→ **Required work**: Reproduce all the material exactly, minus any pictures it holds.

→ **Stored rows**:
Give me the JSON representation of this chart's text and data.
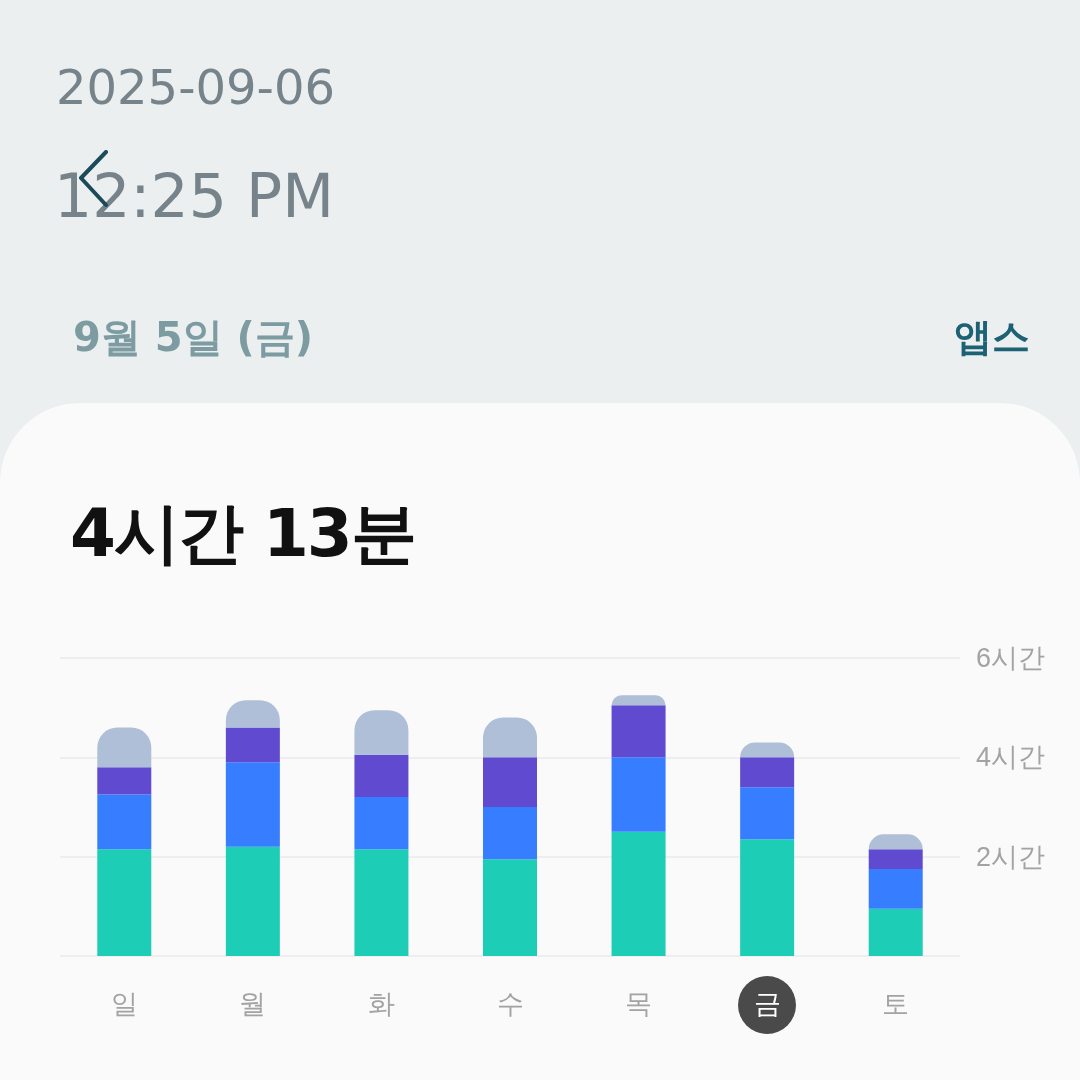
{
  "chart_data": {
    "type": "bar",
    "title": "4시간 13분",
    "subtitle": "9월 5일 (금)",
    "annotations": [
      "2025-09-06",
      "12:25 PM",
      "앱스"
    ],
    "categories": [
      "일",
      "월",
      "화",
      "수",
      "목",
      "금",
      "토"
    ],
    "stacked": true,
    "series": [
      {
        "color": "#1ecdb5",
        "values": [
          2.15,
          2.2,
          2.15,
          1.95,
          2.5,
          2.35,
          0.95
        ]
      },
      {
        "color": "#377dff",
        "values": [
          1.1,
          1.7,
          1.05,
          1.05,
          1.5,
          1.05,
          0.8
        ]
      },
      {
        "color": "#604bd0",
        "values": [
          0.55,
          0.7,
          0.85,
          1.0,
          1.05,
          0.6,
          0.4
        ]
      },
      {
        "color": "#b0bfd8",
        "values": [
          0.8,
          0.55,
          0.9,
          0.8,
          0.2,
          0.3,
          0.3
        ]
      }
    ],
    "ylim": [
      0,
      6
    ],
    "yticks": [
      {
        "value": 0,
        "label": null
      },
      {
        "value": 2,
        "label": "2시간"
      },
      {
        "value": 4,
        "label": "4시간"
      },
      {
        "value": 6,
        "label": "6시간"
      }
    ],
    "grid": "y"
  }
}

→ **Full solution**:
Give me the JSON representation of this chart's text and data.
{
  "chart_data": {
    "type": "bar",
    "title": "4시간 13분",
    "subtitle": "9월 5일 (금)",
    "annotations": [
      "2025-09-06",
      "12:25 PM",
      "앱스"
    ],
    "categories": [
      "일",
      "월",
      "화",
      "수",
      "목",
      "금",
      "토"
    ],
    "stacked": true,
    "series": [
      {
        "color": "#1ecdb5",
        "values": [
          2.15,
          2.2,
          2.15,
          1.95,
          2.5,
          2.35,
          0.95
        ]
      },
      {
        "color": "#377dff",
        "values": [
          1.1,
          1.7,
          1.05,
          1.05,
          1.5,
          1.05,
          0.8
        ]
      },
      {
        "color": "#604bd0",
        "values": [
          0.55,
          0.7,
          0.85,
          1.0,
          1.05,
          0.6,
          0.4
        ]
      },
      {
        "color": "#b0bfd8",
        "values": [
          0.8,
          0.55,
          0.9,
          0.8,
          0.2,
          0.3,
          0.3
        ]
      }
    ],
    "ylim": [
      0,
      6
    ],
    "yticks": [
      {
        "value": 0,
        "label": null
      },
      {
        "value": 2,
        "label": "2시간"
      },
      {
        "value": 4,
        "label": "4시간"
      },
      {
        "value": 6,
        "label": "6시간"
      }
    ],
    "grid": "y"
  }
}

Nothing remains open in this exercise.